SHOWS: SINGAPORE (JANUARY 3, 2014) (REUTERS - ACCESS ALL)

LIM SAY BOON, CHIEF INVESTMENT OFFICER, DBS PRIVATE BANK

1. (QUESTION GRAPHIC)

'Do you expect the Fed to finish tapering by the end of 2014?'

2. LIM SAY BOON SAYING:

'Well, that certainly is the Federal Reserve's intention if you look at Ben Bernanke's comments. His comments were that the intention was to complete the tapering of quantitative easing by the end of the year. And the logic of course is that there are eight FOMC sort of meetings between now and the end of the year. We have got seventy five billion dollars per month now left on the QE program. If you cut ten billion at each of the next eight FOMCs, that will bring you to zero by the end of the year. But I think whether it's exactly completed by the end of the year really does not really matter. I mean if the data is a little bit weaker, they might skip one or two, which means that the completion of the tapering of QE might be completed by January or February of 2015. But look, essentially it's either the end of the year or very early 2015. That's essentially the program. But I think based on the trajectory of the economic data, we should be pretty much done by December.'

3. (QUESTION GRAPHIC)

Data listing:
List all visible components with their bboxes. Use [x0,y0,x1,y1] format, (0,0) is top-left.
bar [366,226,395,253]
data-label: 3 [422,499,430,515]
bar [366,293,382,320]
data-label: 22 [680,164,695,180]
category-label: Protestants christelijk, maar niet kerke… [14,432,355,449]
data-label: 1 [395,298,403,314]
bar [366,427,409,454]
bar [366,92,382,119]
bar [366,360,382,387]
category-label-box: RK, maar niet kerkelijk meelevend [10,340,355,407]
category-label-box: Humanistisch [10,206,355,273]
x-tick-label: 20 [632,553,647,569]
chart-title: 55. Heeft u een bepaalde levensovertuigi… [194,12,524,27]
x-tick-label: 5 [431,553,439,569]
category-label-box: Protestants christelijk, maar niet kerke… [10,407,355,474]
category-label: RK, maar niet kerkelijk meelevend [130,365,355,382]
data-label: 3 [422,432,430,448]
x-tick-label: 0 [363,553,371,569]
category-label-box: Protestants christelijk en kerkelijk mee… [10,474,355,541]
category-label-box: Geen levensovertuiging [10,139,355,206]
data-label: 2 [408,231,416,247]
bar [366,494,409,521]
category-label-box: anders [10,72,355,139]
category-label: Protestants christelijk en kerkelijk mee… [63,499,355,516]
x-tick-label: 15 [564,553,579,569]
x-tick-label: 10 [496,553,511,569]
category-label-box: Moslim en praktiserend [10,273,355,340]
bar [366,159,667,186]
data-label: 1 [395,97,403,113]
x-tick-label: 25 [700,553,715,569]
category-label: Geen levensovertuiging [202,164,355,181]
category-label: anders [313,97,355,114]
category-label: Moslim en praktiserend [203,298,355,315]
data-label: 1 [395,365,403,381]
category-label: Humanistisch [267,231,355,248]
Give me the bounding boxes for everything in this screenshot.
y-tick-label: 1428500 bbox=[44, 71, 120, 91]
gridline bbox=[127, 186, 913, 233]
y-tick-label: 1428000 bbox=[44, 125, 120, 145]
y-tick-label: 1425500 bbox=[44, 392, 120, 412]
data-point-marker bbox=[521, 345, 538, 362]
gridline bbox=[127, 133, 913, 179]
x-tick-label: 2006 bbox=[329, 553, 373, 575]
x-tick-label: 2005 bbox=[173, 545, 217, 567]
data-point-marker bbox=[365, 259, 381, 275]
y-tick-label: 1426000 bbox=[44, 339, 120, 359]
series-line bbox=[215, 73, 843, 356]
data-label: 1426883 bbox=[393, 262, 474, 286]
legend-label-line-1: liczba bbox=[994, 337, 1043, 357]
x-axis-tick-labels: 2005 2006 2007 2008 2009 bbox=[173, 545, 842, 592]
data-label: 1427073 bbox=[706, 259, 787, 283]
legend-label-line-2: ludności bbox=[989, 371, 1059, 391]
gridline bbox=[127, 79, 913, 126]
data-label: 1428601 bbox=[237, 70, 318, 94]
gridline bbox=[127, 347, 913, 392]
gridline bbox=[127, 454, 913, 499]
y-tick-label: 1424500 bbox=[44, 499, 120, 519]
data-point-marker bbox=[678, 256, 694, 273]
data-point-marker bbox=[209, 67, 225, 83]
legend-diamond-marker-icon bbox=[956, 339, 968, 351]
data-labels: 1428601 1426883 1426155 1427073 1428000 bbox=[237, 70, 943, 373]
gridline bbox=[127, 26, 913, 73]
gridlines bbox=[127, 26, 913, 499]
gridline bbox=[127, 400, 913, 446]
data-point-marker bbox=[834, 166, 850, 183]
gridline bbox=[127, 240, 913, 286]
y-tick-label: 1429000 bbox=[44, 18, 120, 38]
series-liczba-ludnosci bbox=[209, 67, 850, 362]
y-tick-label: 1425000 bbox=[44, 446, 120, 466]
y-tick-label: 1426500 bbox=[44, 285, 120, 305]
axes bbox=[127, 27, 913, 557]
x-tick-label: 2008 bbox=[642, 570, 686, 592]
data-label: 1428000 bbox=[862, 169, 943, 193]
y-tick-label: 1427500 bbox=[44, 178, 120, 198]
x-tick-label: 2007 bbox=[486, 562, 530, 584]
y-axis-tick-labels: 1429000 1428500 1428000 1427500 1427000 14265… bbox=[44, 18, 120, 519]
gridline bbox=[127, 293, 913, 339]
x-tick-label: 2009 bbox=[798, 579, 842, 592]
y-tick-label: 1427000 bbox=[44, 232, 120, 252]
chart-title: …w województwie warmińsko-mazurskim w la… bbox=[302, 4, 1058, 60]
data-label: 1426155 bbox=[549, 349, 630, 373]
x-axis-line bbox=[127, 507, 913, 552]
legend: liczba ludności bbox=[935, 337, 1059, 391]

Short exercise:
Continue the interview transcript about the Federal Reserve's tapering plans from where it stops.

Answer to this exercise:
'Do you expect emerging markets equities to be volatile as tapering progresses?'

4. LIM SAY BOON SAYING:

'Well, my concerns are that emerging market stocks, emerging market currencies -- particularly those emerging market economies with shortfalls in the current account which cannot meet their own funding requirements internally, domestically -- my concern is that as tapering progresses and U.S. dollar funding costs go up, there could be accelerating fund outflows again from these economies, economies like Indonesia and India, Brazil, South Africa, Turkey. I think that's going to be a source of some volatility through the course of the year, which is why we are neutral weight on emerging market equities whilst we are overweight on developed markets for this year.'

5. (QUESTION GRAPHIC)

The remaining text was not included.